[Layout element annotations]
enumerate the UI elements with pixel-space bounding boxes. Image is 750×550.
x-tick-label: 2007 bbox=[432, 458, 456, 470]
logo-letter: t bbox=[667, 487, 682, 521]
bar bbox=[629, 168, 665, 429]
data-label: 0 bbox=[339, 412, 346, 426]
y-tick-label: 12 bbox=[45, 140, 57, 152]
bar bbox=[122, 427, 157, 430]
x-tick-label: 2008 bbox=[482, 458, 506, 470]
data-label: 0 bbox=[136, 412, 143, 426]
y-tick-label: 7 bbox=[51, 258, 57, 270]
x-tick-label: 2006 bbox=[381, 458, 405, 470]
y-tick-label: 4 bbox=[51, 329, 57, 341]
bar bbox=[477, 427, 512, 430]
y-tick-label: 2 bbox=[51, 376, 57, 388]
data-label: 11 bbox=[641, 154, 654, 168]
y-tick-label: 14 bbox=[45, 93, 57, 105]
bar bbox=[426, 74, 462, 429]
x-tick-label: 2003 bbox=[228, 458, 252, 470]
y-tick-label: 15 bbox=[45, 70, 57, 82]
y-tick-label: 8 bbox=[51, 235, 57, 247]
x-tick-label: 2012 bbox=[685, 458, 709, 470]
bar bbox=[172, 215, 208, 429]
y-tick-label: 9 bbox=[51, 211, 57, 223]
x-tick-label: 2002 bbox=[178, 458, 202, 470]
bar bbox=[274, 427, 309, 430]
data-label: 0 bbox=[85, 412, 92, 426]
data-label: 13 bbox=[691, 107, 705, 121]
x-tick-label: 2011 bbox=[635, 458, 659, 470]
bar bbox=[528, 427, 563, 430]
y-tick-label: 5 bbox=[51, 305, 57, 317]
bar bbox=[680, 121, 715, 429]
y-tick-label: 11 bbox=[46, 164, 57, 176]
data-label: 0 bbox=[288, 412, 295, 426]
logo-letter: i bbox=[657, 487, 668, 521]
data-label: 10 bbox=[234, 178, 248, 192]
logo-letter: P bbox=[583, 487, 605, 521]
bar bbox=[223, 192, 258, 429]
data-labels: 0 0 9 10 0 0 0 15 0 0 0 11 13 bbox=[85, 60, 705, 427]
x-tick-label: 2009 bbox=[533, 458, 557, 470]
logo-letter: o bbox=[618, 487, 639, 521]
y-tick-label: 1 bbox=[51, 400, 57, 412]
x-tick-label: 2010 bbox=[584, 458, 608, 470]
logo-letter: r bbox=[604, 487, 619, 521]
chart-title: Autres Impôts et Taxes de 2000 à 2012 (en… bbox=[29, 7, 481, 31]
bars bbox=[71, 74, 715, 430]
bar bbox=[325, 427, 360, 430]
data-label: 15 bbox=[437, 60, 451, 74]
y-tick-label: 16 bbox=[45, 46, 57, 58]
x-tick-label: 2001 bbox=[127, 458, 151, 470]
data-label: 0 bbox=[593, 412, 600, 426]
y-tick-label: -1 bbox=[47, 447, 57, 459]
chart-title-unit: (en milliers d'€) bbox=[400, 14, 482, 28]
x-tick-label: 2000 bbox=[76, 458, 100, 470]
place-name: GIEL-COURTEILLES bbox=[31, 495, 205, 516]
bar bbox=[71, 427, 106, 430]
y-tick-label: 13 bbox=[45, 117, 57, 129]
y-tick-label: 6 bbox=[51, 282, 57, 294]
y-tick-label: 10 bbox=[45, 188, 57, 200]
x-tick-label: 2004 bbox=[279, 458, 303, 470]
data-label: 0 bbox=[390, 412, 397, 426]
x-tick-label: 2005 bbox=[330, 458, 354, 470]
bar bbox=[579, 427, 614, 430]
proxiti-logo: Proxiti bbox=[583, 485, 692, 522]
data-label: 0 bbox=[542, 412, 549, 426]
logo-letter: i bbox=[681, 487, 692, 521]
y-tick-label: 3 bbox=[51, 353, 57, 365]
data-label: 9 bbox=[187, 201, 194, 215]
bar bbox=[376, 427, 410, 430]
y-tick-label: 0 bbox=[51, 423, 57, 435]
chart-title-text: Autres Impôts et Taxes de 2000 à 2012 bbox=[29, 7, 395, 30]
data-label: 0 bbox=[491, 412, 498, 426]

**Task prompt**. Find every line in the records above that contains the string "Autres", matching case exactly, and copy each of those lines in full.

**Result of the exercise**.
chart-title: Autres Impôts et Taxes de 2000 à 2012 (en… bbox=[29, 7, 481, 31]
chart-title-text: Autres Impôts et Taxes de 2000 à 2012 bbox=[29, 7, 395, 30]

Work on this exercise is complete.